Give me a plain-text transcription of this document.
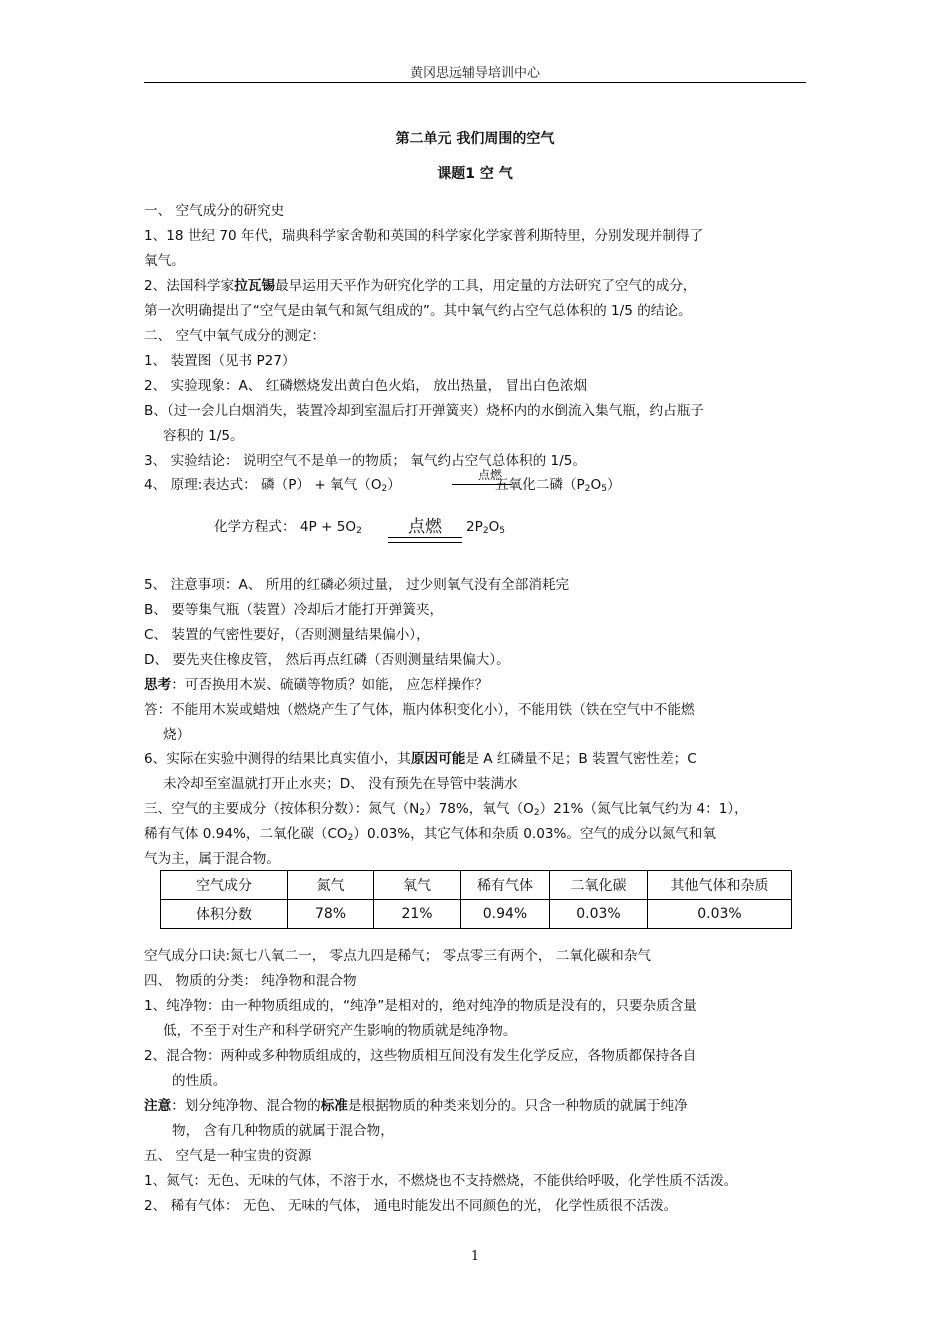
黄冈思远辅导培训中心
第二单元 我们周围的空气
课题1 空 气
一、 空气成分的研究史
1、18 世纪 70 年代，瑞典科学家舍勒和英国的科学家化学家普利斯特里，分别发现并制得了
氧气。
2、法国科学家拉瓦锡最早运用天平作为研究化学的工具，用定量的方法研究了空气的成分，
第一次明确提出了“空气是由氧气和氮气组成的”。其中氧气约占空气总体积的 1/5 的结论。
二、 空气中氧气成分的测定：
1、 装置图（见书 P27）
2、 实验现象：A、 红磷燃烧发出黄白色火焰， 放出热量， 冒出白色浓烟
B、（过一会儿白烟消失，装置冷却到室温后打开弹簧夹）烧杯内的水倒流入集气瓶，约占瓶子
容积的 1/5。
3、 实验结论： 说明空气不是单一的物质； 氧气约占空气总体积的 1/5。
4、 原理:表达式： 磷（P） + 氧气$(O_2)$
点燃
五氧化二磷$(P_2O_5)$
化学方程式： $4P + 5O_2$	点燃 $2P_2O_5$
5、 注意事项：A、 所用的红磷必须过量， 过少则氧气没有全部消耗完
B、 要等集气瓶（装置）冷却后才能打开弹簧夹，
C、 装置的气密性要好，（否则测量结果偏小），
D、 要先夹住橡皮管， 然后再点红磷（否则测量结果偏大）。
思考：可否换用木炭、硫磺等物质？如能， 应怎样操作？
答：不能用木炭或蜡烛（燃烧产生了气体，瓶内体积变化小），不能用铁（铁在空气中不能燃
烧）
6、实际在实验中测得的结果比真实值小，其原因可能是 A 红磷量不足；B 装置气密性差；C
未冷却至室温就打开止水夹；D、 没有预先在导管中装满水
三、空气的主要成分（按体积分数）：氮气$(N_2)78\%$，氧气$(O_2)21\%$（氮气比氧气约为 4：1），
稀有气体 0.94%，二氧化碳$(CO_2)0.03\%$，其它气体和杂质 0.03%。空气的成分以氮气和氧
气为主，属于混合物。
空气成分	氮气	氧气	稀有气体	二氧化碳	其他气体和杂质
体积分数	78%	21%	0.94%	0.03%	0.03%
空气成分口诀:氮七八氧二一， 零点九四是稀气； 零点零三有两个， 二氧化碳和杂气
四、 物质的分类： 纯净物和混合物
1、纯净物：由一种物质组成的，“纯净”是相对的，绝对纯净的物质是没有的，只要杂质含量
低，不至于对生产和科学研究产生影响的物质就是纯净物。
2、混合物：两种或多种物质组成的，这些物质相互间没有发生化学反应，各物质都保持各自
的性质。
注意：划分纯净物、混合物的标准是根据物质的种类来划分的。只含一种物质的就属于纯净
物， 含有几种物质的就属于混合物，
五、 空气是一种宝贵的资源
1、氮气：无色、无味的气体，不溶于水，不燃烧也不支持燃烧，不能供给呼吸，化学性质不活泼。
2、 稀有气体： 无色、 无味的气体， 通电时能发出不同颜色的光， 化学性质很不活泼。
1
...
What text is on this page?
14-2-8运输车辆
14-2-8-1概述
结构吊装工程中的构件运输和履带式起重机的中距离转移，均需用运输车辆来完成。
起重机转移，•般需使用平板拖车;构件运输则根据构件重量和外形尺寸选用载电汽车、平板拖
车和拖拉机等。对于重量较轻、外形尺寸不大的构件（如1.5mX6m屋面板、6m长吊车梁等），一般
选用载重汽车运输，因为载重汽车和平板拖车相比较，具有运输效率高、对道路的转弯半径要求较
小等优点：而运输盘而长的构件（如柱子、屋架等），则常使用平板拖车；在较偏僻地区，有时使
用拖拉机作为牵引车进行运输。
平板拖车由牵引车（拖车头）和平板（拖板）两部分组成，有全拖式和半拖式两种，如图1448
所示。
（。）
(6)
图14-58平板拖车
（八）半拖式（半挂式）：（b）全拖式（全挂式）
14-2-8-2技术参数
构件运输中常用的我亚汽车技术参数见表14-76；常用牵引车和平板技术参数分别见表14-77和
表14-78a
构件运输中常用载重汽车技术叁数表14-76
* * *
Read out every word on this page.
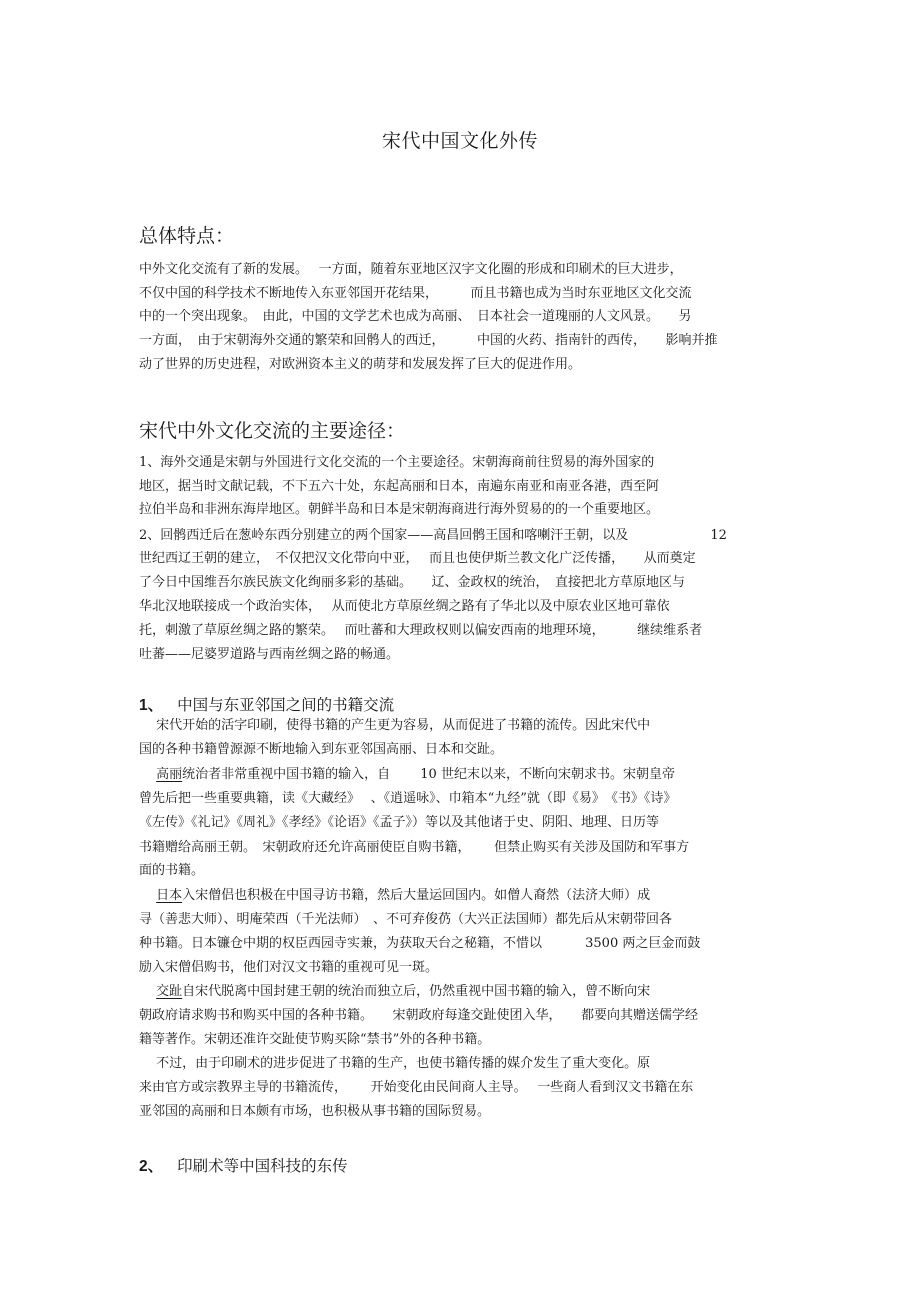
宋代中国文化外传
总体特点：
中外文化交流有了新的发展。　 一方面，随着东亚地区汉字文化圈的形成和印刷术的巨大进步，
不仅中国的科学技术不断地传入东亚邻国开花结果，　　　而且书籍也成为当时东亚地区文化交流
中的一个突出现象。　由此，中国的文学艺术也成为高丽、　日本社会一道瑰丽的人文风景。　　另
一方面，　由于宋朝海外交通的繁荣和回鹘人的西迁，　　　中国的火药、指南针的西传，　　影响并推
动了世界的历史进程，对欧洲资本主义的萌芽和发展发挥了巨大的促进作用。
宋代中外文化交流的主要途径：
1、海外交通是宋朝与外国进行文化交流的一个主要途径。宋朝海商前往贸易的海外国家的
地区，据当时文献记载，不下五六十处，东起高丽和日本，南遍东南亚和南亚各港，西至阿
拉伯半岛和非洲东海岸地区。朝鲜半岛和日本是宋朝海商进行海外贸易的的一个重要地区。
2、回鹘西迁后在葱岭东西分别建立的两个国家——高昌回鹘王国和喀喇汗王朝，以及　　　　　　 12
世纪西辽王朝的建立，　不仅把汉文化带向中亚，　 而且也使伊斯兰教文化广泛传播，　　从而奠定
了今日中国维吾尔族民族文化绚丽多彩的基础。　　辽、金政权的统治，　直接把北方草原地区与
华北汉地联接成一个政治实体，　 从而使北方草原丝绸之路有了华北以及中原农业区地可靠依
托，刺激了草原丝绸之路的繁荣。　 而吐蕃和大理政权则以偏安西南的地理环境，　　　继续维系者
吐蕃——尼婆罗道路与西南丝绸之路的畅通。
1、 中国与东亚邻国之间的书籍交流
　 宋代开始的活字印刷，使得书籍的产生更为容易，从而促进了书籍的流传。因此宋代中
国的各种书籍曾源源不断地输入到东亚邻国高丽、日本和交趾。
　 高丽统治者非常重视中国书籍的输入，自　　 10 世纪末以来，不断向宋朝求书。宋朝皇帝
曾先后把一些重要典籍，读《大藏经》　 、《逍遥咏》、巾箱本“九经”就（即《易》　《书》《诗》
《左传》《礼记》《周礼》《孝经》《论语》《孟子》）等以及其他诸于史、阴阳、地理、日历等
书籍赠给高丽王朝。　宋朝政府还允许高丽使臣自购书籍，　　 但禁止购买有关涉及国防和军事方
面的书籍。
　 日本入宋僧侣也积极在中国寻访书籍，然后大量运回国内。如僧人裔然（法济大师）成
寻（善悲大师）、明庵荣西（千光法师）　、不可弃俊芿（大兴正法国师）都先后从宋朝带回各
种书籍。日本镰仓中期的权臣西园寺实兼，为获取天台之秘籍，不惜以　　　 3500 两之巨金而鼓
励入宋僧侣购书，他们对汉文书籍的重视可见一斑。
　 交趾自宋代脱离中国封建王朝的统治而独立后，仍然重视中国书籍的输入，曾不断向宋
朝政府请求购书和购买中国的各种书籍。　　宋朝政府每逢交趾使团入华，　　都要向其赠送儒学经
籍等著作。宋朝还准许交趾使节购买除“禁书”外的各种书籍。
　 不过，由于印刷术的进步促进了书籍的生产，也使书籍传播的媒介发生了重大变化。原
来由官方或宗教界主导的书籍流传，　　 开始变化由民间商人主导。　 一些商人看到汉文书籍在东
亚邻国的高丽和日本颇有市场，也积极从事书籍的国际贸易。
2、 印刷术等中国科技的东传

* _Task statement_: Collect, from the material above, every line containing the word "page".

* _Answer to this task_:
What text is on this page?
Read out every word on this page.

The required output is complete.